__Direction__: Which lines hold the word "sensor"? Show each of them.

__Stored data__:
● ● ● ● ●

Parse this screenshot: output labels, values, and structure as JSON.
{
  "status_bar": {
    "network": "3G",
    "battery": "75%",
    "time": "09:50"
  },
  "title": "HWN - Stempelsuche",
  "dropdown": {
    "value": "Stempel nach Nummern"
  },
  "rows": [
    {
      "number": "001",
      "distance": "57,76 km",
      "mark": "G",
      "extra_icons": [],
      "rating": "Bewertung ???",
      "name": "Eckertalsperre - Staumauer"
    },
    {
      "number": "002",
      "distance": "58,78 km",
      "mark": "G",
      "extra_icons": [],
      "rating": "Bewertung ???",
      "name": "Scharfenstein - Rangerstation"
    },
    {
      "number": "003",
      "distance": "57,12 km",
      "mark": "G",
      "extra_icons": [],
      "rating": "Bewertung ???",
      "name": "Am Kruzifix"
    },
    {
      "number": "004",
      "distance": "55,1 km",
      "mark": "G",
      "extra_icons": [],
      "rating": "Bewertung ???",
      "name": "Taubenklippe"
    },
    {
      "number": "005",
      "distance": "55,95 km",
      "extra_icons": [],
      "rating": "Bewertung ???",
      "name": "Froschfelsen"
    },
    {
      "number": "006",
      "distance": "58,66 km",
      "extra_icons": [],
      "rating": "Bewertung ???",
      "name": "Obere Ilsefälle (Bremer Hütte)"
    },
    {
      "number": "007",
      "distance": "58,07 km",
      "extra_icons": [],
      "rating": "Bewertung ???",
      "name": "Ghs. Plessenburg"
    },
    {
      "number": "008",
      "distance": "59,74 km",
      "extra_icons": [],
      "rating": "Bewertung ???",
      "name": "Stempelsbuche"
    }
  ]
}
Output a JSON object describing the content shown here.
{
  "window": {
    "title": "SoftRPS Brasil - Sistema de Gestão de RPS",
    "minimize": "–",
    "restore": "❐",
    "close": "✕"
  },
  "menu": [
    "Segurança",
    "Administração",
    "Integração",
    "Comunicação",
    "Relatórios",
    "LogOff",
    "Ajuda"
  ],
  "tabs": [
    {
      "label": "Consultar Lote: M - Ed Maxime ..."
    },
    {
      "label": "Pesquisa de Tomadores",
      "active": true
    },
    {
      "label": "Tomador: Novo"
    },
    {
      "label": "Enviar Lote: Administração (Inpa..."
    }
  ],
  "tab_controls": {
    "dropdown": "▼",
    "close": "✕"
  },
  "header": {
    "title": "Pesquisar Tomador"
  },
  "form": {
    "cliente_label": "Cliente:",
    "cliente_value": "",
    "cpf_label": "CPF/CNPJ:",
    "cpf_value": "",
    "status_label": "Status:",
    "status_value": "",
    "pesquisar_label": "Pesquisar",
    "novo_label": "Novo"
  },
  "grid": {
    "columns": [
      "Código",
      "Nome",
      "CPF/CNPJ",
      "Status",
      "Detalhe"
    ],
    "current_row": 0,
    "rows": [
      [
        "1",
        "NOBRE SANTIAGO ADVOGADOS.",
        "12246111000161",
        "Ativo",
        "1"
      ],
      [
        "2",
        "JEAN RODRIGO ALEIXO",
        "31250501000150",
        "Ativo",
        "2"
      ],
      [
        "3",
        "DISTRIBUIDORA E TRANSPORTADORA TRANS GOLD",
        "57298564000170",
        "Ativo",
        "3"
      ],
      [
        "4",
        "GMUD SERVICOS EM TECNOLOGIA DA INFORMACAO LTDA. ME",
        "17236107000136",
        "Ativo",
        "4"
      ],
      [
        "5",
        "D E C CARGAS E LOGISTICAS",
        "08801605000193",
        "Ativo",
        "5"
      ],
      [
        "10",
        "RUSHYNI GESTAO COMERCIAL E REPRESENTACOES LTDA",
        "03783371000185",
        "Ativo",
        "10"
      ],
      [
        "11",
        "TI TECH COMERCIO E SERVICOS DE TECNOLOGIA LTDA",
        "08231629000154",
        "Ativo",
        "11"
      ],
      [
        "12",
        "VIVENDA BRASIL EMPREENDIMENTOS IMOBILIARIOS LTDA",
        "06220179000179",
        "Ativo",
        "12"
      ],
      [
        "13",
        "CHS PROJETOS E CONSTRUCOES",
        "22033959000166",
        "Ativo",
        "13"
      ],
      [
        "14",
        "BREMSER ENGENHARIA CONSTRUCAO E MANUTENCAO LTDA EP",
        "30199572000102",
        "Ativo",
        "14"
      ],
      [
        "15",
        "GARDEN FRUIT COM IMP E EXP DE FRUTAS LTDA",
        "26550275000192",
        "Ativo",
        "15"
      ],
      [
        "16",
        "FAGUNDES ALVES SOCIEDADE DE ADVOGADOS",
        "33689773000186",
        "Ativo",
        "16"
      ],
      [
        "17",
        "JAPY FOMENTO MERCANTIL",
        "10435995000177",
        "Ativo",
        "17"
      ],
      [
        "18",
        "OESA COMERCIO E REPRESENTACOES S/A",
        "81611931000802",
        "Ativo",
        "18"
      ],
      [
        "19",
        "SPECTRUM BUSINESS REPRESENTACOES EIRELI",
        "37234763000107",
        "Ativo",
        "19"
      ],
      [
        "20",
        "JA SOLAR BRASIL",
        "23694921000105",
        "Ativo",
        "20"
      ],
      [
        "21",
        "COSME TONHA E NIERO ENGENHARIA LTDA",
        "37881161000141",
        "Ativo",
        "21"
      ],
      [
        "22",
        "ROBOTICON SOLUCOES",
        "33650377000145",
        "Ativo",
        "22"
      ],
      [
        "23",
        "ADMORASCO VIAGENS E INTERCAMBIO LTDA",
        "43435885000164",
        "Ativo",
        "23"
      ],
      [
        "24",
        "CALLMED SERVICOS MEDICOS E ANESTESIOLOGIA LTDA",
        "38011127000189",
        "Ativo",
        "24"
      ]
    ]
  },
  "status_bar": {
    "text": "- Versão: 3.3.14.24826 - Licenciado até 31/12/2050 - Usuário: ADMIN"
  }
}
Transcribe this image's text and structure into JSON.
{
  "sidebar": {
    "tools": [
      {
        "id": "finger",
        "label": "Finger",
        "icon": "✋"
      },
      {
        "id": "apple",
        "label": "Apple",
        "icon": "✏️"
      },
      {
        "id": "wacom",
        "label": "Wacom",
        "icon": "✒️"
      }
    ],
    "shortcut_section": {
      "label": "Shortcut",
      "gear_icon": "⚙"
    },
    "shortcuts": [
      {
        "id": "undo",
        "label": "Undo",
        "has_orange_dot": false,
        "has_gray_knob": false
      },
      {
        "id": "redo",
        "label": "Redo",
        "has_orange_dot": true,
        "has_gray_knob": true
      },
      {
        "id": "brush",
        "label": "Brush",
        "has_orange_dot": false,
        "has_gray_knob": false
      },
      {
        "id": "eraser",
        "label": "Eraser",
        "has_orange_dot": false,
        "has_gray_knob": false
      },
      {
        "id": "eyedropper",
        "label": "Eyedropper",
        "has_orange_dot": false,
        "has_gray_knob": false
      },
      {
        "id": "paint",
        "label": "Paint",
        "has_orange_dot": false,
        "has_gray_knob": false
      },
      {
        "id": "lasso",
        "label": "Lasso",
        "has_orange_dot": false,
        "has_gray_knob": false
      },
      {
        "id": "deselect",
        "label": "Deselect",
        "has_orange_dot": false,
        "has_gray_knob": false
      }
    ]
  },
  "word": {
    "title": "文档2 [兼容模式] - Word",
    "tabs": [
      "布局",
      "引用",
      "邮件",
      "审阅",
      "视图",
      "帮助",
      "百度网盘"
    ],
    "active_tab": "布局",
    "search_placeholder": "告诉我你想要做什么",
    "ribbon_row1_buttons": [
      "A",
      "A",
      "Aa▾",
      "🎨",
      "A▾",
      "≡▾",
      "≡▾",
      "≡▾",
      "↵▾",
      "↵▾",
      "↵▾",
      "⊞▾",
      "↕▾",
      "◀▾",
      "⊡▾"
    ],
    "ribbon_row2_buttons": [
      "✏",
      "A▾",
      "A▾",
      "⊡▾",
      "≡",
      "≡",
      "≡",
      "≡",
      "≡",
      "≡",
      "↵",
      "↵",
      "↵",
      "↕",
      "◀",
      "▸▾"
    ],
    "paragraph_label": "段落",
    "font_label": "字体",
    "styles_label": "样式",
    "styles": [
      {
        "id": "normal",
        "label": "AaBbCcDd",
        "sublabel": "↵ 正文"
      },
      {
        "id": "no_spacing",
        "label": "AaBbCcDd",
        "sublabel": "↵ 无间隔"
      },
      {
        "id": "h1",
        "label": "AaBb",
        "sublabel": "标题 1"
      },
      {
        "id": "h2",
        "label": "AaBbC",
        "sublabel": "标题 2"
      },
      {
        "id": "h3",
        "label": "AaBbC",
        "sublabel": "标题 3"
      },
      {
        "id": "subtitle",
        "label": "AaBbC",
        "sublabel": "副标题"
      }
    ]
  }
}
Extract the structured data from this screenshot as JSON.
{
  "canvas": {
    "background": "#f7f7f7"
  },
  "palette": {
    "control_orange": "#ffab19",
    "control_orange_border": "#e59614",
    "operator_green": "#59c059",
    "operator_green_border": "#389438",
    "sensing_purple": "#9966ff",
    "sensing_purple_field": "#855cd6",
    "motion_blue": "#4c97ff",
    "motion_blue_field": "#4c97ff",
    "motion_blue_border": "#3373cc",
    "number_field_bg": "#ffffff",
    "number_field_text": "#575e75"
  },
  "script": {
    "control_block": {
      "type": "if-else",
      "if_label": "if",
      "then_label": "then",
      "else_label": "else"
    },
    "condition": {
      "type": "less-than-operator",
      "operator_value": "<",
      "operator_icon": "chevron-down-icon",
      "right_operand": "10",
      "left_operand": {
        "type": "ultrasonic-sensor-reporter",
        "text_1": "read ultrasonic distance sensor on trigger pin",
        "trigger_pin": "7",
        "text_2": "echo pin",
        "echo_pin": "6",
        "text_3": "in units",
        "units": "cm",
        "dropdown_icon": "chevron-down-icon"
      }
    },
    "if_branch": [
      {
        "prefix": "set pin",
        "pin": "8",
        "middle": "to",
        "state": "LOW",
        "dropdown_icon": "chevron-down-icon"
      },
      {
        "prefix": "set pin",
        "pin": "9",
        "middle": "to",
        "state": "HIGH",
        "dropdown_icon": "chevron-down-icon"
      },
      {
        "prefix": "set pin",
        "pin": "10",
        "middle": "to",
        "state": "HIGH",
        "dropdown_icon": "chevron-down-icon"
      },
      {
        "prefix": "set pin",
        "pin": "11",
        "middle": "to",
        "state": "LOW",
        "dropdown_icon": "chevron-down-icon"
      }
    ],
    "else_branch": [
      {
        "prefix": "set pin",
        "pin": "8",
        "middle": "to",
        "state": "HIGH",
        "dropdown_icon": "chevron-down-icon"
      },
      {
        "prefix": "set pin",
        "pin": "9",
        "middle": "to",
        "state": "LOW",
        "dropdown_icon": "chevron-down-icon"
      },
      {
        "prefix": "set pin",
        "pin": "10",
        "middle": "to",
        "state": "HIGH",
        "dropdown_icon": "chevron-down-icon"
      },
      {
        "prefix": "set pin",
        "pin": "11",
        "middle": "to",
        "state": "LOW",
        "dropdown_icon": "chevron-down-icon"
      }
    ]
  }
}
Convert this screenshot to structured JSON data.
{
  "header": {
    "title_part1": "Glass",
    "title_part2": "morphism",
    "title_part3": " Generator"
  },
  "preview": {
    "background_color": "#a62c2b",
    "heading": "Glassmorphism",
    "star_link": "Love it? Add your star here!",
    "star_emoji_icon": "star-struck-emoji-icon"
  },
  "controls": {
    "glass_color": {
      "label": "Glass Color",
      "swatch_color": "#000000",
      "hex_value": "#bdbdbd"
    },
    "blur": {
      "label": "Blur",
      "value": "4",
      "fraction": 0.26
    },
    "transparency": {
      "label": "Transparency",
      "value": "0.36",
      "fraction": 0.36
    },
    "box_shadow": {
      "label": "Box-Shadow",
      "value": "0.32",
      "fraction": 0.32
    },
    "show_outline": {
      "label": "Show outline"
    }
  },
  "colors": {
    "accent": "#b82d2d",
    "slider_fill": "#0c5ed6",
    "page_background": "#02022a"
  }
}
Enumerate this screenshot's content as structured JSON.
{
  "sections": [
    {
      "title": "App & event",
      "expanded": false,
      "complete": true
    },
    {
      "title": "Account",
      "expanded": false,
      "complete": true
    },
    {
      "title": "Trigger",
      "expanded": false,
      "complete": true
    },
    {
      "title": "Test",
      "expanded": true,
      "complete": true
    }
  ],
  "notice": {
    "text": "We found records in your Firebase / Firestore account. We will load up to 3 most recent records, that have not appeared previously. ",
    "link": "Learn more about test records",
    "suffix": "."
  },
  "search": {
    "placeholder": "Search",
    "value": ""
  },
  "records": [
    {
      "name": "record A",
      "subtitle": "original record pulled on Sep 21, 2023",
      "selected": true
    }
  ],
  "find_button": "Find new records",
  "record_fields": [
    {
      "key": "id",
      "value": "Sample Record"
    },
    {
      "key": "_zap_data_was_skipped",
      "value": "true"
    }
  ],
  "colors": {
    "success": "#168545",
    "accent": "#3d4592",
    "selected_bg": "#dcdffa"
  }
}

● ● ● ● ●

__Final answer__:
        "type": "ultrasonic-sensor-reporter",
        "text_1": "read ultrasonic distance sensor on trigger pin",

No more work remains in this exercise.